## SET EXERCISE:
Go through the material below and copy each line where the word "LOCUSTS" appears.

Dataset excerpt

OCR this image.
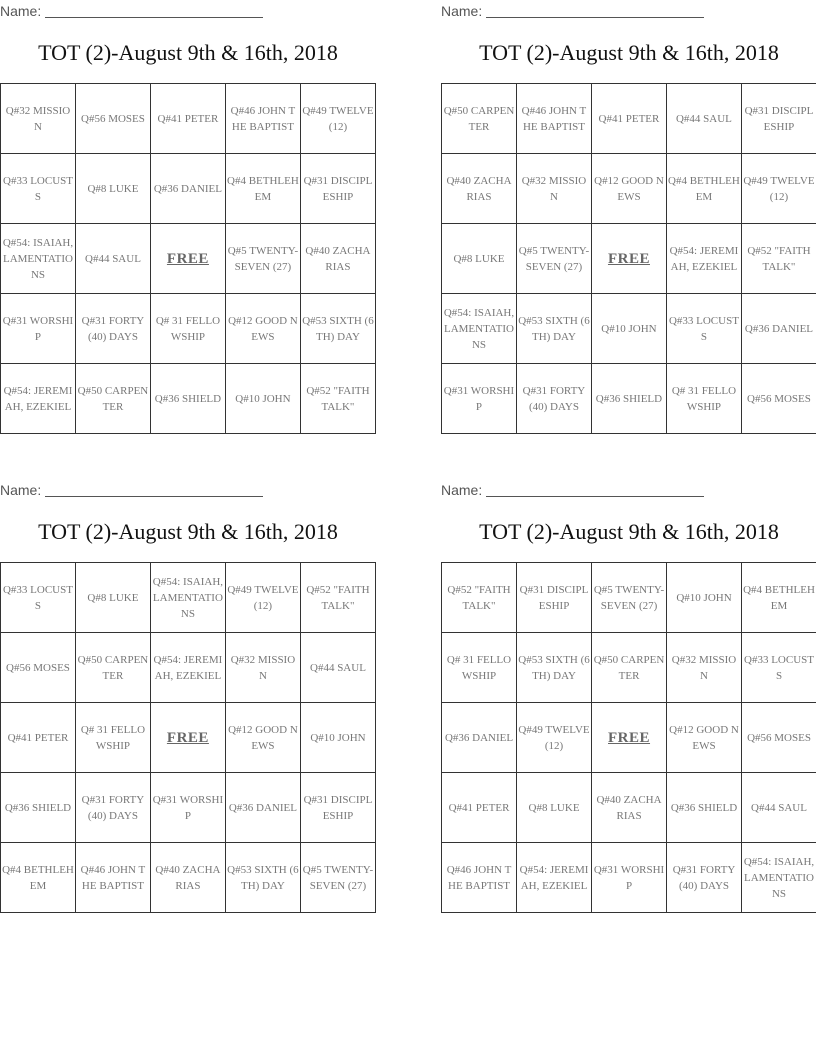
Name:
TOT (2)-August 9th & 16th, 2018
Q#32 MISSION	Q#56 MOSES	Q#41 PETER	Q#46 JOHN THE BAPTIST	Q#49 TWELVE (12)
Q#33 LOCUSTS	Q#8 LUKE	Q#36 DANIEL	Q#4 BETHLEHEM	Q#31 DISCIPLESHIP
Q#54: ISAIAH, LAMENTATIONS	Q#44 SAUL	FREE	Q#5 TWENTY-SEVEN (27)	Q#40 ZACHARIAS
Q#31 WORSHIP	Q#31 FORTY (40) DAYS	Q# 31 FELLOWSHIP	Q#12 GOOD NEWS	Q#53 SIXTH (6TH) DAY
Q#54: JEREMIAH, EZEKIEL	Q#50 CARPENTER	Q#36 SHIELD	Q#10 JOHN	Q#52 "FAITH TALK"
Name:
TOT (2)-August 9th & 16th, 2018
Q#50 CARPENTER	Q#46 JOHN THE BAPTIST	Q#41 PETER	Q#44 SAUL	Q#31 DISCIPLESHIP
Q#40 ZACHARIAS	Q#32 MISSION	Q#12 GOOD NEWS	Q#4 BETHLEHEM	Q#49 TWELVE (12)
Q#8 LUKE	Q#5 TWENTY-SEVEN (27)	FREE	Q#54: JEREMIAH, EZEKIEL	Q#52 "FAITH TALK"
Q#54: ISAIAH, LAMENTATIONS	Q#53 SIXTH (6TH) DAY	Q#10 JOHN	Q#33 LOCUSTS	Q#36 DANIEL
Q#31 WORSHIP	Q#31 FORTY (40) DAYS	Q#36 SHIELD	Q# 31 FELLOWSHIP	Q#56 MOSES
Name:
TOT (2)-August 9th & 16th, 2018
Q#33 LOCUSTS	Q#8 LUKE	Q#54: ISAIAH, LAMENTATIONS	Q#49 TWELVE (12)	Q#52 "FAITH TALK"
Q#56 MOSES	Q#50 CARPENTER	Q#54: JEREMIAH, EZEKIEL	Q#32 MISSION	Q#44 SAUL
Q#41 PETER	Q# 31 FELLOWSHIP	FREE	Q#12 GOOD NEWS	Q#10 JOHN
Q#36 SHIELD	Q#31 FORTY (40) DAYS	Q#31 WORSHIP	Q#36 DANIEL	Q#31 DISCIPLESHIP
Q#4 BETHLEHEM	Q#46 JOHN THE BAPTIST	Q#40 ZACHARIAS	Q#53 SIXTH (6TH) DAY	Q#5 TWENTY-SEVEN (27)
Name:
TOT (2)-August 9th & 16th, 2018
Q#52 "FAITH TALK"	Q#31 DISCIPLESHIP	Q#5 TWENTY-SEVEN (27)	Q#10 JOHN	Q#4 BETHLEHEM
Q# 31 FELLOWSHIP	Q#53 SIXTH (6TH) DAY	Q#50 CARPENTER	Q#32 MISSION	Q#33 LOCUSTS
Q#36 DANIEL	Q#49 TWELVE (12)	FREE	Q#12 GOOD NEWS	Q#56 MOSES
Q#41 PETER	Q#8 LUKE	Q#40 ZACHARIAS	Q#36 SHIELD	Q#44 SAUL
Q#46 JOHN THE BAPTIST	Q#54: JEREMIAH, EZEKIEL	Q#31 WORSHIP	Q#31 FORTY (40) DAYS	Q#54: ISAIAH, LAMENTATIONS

## SOLUTION TO THE EXERCISE:
Q#33 LOCUSTS	Q#8 LUKE	Q#36 DANIEL	Q#4 BETHLEHEM	Q#31 DISCIPLESHIP
Q#54: ISAIAH, LAMENTATIONS	Q#53 SIXTH (6TH) DAY	Q#10 JOHN	Q#33 LOCUSTS	Q#36 DANIEL
Q#33 LOCUSTS	Q#8 LUKE	Q#54: ISAIAH, LAMENTATIONS	Q#49 TWELVE (12)	Q#52 "FAITH TALK"
Q# 31 FELLOWSHIP	Q#53 SIXTH (6TH) DAY	Q#50 CARPENTER	Q#32 MISSION	Q#33 LOCUSTS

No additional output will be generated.